■ Task prompt ■
Write out the listing in full, matching it word for word.

****************

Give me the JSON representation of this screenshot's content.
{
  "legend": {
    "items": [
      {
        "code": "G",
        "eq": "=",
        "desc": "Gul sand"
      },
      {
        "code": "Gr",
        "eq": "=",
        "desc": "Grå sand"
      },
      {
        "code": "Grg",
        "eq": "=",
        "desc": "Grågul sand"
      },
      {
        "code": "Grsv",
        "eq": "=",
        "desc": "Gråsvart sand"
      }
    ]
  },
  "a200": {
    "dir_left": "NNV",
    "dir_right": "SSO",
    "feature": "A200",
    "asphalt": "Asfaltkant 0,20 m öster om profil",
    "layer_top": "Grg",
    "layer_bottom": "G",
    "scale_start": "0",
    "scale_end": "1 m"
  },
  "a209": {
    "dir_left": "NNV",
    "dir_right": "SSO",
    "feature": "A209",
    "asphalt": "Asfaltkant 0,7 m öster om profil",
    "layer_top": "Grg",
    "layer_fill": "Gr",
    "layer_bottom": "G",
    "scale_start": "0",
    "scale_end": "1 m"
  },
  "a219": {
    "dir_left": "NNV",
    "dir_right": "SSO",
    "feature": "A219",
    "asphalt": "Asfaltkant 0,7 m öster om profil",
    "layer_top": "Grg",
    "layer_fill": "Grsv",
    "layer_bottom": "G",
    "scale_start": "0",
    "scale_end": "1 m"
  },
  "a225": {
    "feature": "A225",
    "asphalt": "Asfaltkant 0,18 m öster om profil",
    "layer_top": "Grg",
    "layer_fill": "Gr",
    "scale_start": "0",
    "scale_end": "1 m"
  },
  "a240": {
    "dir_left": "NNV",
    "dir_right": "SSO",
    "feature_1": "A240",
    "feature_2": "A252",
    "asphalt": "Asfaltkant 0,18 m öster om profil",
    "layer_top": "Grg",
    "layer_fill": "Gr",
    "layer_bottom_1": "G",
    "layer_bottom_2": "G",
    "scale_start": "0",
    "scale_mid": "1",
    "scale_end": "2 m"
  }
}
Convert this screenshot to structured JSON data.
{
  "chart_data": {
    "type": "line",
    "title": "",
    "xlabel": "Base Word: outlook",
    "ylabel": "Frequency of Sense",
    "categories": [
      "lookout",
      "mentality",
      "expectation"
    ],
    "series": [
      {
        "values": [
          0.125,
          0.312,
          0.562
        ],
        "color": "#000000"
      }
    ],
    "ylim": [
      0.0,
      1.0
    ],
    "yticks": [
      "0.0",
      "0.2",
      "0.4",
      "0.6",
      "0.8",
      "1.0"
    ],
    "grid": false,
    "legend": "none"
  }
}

****************

■ Task output ■
Give me the JSON representation of this screenshot's content.
{
  "legend": {
    "items": [
      {
        "code": "G",
        "eq": "=",
        "desc": "Gul sand"
      },
      {
        "code": "Gr",
        "eq": "=",
        "desc": "Grå sand"
      },
      {
        "code": "Grg",
        "eq": "=",
        "desc": "Grågul sand"
      },
      {
        "code": "Grsv",
        "eq": "=",
        "desc": "Gråsvart sand"
      }
    ]
  },
  "a200": {
    "dir_left": "NNV",
    "dir_right": "SSO",
    "feature": "A200",
    "asphalt": "Asfaltkant 0,20 m öster om profil",
    "layer_top": "Grg",
    "layer_bottom": "G",
    "scale_start": "0",
    "scale_end": "1 m"
  },
  "a209": {
    "dir_left": "NNV",
    "dir_right": "SSO",
    "feature": "A209",
    "asphalt": "Asfaltkant 0,7 m öster om profil",
    "layer_top": "Grg",
    "layer_fill": "Gr",
    "layer_bottom": "G",
    "scale_start": "0",
    "scale_end": "1 m"
  },
  "a219": {
    "dir_left": "NNV",
    "dir_right": "SSO",
    "feature": "A219",
    "asphalt": "Asfaltkant 0,7 m öster om profil",
    "layer_top": "Grg",
    "layer_fill": "Grsv",
    "layer_bottom": "G",
    "scale_start": "0",
    "scale_end": "1 m"
  },
  "a225": {
    "feature": "A225",
    "asphalt": "Asfaltkant 0,18 m öster om profil",
    "layer_top": "Grg",
    "layer_fill": "Gr",
    "scale_start": "0",
    "scale_end": "1 m"
  },
  "a240": {
    "dir_left": "NNV",
    "dir_right": "SSO",
    "feature_1": "A240",
    "feature_2": "A252",
    "asphalt": "Asfaltkant 0,18 m öster om profil",
    "layer_top": "Grg",
    "layer_fill": "Gr",
    "layer_bottom_1": "G",
    "layer_bottom_2": "G",
    "scale_start": "0",
    "scale_mid": "1",
    "scale_end": "2 m"
  }
}
Convert this screenshot to structured JSON data.
{
  "chart_data": {
    "type": "line",
    "title": "",
    "xlabel": "Base Word: outlook",
    "ylabel": "Frequency of Sense",
    "categories": [
      "lookout",
      "mentality",
      "expectation"
    ],
    "series": [
      {
        "values": [
          0.125,
          0.312,
          0.562
        ],
        "color": "#000000"
      }
    ],
    "ylim": [
      0.0,
      1.0
    ],
    "yticks": [
      "0.0",
      "0.2",
      "0.4",
      "0.6",
      "0.8",
      "1.0"
    ],
    "grid": false,
    "legend": "none"
  }
}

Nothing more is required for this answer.